··· RAW RECORDS

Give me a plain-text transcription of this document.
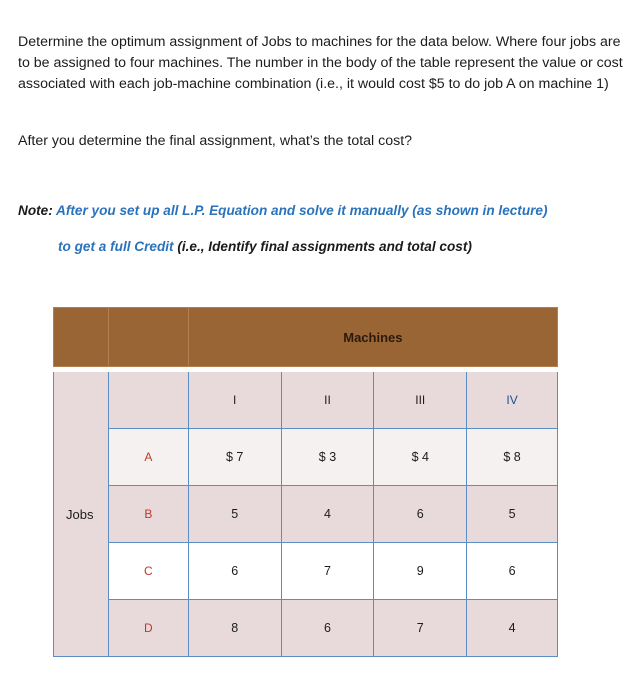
Determine the optimum assignment of Jobs to machines for the data below. Where four jobs are to be assigned to four machines. The number in the body of the table represent the value or cost associated with each job-machine combination (i.e., it would cost $5 to do job A on machine 1)

After you determine the final assignment, what’s the total cost?

Note: After you set up all L.P. Equation and solve it manually (as shown in lecture)

to get a full Credit (i.e., Identify final assignments and total cost)

		Machines			

Jobs		I	II	III	IV
	A	$ 7	$ 3	$ 4	$ 8
	B	5	4	6	5
	C	6	7	9	6
	D	8	6	7	4
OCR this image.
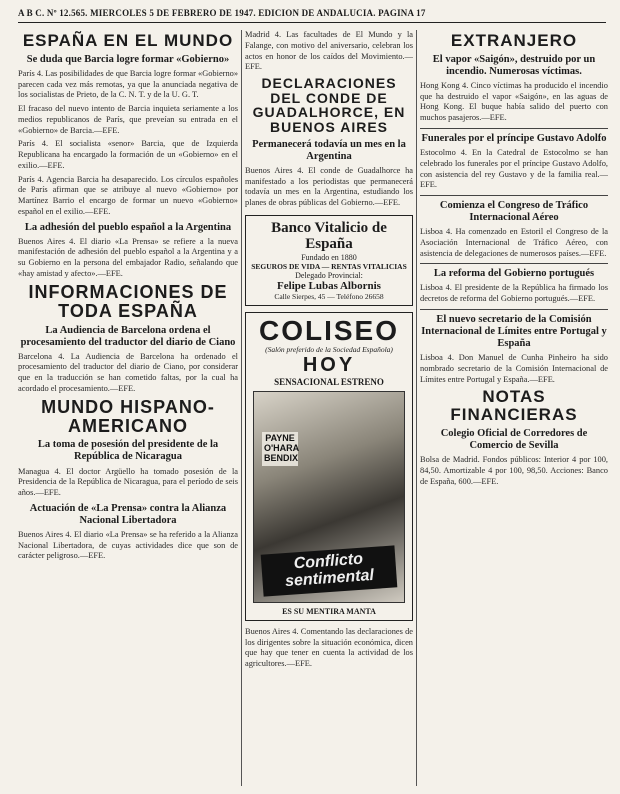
A B C. Nº 12.565. MIERCOLES 5 DE FEBRERO DE 1947. EDICION DE ANDALUCIA. PAGINA 17
ESPAÑA EN EL MUNDO
Se duda que Barcia logre formar «Gobierno»

París 4. Las posibilidades de que Barcia logre formar «Gobierno» parecen cada vez más remotas, ya que la anunciada negativa de los socialistas de Prieto, de la C. N. T. y de la U. G. T.

El fracaso del nuevo intento de Barcia inquieta seriamente a los medios republicanos de París, que preveían su entrada en el «Gobierno» de Barcia.—EFE.

París 4. El socialista «senor» Barcia, que de Izquierda Republicana ha encargado la formación de un «Gobierno» en el exilio.—EFE.

París 4. Agencia Barcia ha desaparecido. Los círculos españoles de París afirman que se atribuye al nuevo «Gobierno» por Martínez Barrio el encargo de formar un nuevo «Gobierno» español en el exilio.—EFE.

La adhesión del pueblo español a la Argentina

Buenos Aires 4. El diario «La Prensa» se refiere a la nueva manifestación de adhesión del pueblo español a la Argentina y a su Gobierno en la persona del embajador Radio, señalando que «hay amistad y afecto».—EFE.

INFORMACIONES DE TODA ESPAÑA
La Audiencia de Barcelona ordena el procesamiento del traductor del diario de Ciano

Barcelona 4. La Audiencia de Barcelona ha ordenado el procesamiento del traductor del diario de Ciano, por considerar que en la traducción se han cometido faltas, por la cual ha acordado el procesamiento.—EFE.

MUNDO HISPANO-AMERICANO
La toma de posesión del presidente de la República de Nicaragua

Managua 4. El doctor Argüello ha tomado posesión de la Presidencia de la República de Nicaragua, para el período de seis años.—EFE.

Actuación de «La Prensa» contra la Alianza Nacional Libertadora

Buenos Aires 4. El diario «La Prensa» se ha referido a la Alianza Nacional Libertadora, de cuyas actividades dice que son de carácter peligroso.—EFE.

Madrid 4. Las facultades de El Mundo y la Falange, con motivo del aniversario, celebran los actos en honor de los caídos del Movimiento.—EFE.

DECLARACIONES DEL CONDE DE GUADALHORCE, EN BUENOS AIRES
Permanecerá todavía un mes en la Argentina

Buenos Aires 4. El conde de Guadalhorce ha manifestado a los periodistas que permanecerá todavía un mes en la Argentina, estudiando los planes de obras públicas del Gobierno.—EFE.

Banco Vitalicio de España
Fundado en 1880
SEGUROS DE VIDA — RENTAS VITALICIAS
Delegado Provincial:
Felipe Lubas Albornis
Calle Sierpes, 45 — Teléfono 26658
COLISEO
(Salón preferido de la Sociedad Española)
HOY
SENSACIONAL ESTRENO
PAYNE O'HARA BENDIX
Conflicto sentimental
ES SU MENTIRA MANTA

Buenos Aires 4. Comentando las declaraciones de los dirigentes sobre la situación económica, dicen que hay que tener en cuenta la actividad de los agricultores.—EFE.

EXTRANJERO
El vapor «Saigón», destruido por un incendio. Numerosas víctimas.

Hong Kong 4. Cinco víctimas ha producido el incendio que ha destruido el vapor «Saigón», en las aguas de Hong Kong. El buque había salido del puerto con muchos pasajeros.—EFE.

Funerales por el príncipe Gustavo Adolfo

Estocolmo 4. En la Catedral de Estocolmo se han celebrado los funerales por el príncipe Gustavo Adolfo, con asistencia del rey Gustavo y de la familia real.—EFE.

Comienza el Congreso de Tráfico Internacional Aéreo

Lisboa 4. Ha comenzado en Estoril el Congreso de la Asociación Internacional de Tráfico Aéreo, con asistencia de delegaciones de numerosos países.—EFE.

La reforma del Gobierno portugués

Lisboa 4. El presidente de la República ha firmado los decretos de reforma del Gobierno portugués.—EFE.

El nuevo secretario de la Comisión Internacional de Límites entre Portugal y España

Lisboa 4. Don Manuel de Cunha Pinheiro ha sido nombrado secretario de la Comisión Internacional de Límites entre Portugal y España.—EFE.

NOTAS FINANCIERAS
Colegio Oficial de Corredores de Comercio de Sevilla

Bolsa de Madrid. Fondos públicos: Interior 4 por 100, 84,50. Amortizable 4 por 100, 98,50. Acciones: Banco de España, 600.—EFE.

······

--- WHAT THE EXERCISE ASKS ---
Write out the data precisely as given, excluding the pictures.

--- TASK OUTPUT ---
Give me a plain-text transcription of this document.
Determine the optimum assignment of Jobs to machines for the data below. Where four jobs are to be assigned to four machines. The number in the body of the table represent the value or cost associated with each job-machine combination (i.e., it would cost $5 to do job A on machine 1)

After you determine the final assignment, what’s the total cost?

Note: After you set up all L.P. Equation and solve it manually (as shown in lecture)

to get a full Credit (i.e., Identify final assignments and total cost)

		Machines			

Jobs		I	II	III	IV
	A	$ 7	$ 3	$ 4	$ 8
	B	5	4	6	5
	C	6	7	9	6
	D	8	6	7	4
OCR this image.
A B C. Nº 12.565. MIERCOLES 5 DE FEBRERO DE 1947. EDICION DE ANDALUCIA. PAGINA 17
ESPAÑA EN EL MUNDO
Se duda que Barcia logre formar «Gobierno»

París 4. Las posibilidades de que Barcia logre formar «Gobierno» parecen cada vez más remotas, ya que la anunciada negativa de los socialistas de Prieto, de la C. N. T. y de la U. G. T.

El fracaso del nuevo intento de Barcia inquieta seriamente a los medios republicanos de París, que preveían su entrada en el «Gobierno» de Barcia.—EFE.

París 4. El socialista «senor» Barcia, que de Izquierda Republicana ha encargado la formación de un «Gobierno» en el exilio.—EFE.

París 4. Agencia Barcia ha desaparecido. Los círculos españoles de París afirman que se atribuye al nuevo «Gobierno» por Martínez Barrio el encargo de formar un nuevo «Gobierno» español en el exilio.—EFE.

La adhesión del pueblo español a la Argentina

Buenos Aires 4. El diario «La Prensa» se refiere a la nueva manifestación de adhesión del pueblo español a la Argentina y a su Gobierno en la persona del embajador Radio, señalando que «hay amistad y afecto».—EFE.

INFORMACIONES DE TODA ESPAÑA
La Audiencia de Barcelona ordena el procesamiento del traductor del diario de Ciano

Barcelona 4. La Audiencia de Barcelona ha ordenado el procesamiento del traductor del diario de Ciano, por considerar que en la traducción se han cometido faltas, por la cual ha acordado el procesamiento.—EFE.

MUNDO HISPANO-AMERICANO
La toma de posesión del presidente de la República de Nicaragua

Managua 4. El doctor Argüello ha tomado posesión de la Presidencia de la República de Nicaragua, para el período de seis años.—EFE.

Actuación de «La Prensa» contra la Alianza Nacional Libertadora

Buenos Aires 4. El diario «La Prensa» se ha referido a la Alianza Nacional Libertadora, de cuyas actividades dice que son de carácter peligroso.—EFE.

Madrid 4. Las facultades de El Mundo y la Falange, con motivo del aniversario, celebran los actos en honor de los caídos del Movimiento.—EFE.

DECLARACIONES DEL CONDE DE GUADALHORCE, EN BUENOS AIRES
Permanecerá todavía un mes en la Argentina

Buenos Aires 4. El conde de Guadalhorce ha manifestado a los periodistas que permanecerá todavía un mes en la Argentina, estudiando los planes de obras públicas del Gobierno.—EFE.

Banco Vitalicio de España
Fundado en 1880
SEGUROS DE VIDA — RENTAS VITALICIAS
Delegado Provincial:
Felipe Lubas Albornis
Calle Sierpes, 45 — Teléfono 26658
COLISEO
(Salón preferido de la Sociedad Española)
HOY
SENSACIONAL ESTRENO
PAYNE O'HARA BENDIX
Conflicto sentimental
ES SU MENTIRA MANTA

Buenos Aires 4. Comentando las declaraciones de los dirigentes sobre la situación económica, dicen que hay que tener en cuenta la actividad de los agricultores.—EFE.

EXTRANJERO
El vapor «Saigón», destruido por un incendio. Numerosas víctimas.

Hong Kong 4. Cinco víctimas ha producido el incendio que ha destruido el vapor «Saigón», en las aguas de Hong Kong. El buque había salido del puerto con muchos pasajeros.—EFE.

Funerales por el príncipe Gustavo Adolfo

Estocolmo 4. En la Catedral de Estocolmo se han celebrado los funerales por el príncipe Gustavo Adolfo, con asistencia del rey Gustavo y de la familia real.—EFE.

Comienza el Congreso de Tráfico Internacional Aéreo

Lisboa 4. Ha comenzado en Estoril el Congreso de la Asociación Internacional de Tráfico Aéreo, con asistencia de delegaciones de numerosos países.—EFE.

La reforma del Gobierno portugués

Lisboa 4. El presidente de la República ha firmado los decretos de reforma del Gobierno portugués.—EFE.

El nuevo secretario de la Comisión Internacional de Límites entre Portugal y España

Lisboa 4. Don Manuel de Cunha Pinheiro ha sido nombrado secretario de la Comisión Internacional de Límites entre Portugal y España.—EFE.

NOTAS FINANCIERAS
Colegio Oficial de Corredores de Comercio de Sevilla

Bolsa de Madrid. Fondos públicos: Interior 4 por 100, 84,50. Amortizable 4 por 100, 98,50. Acciones: Banco de España, 600.—EFE.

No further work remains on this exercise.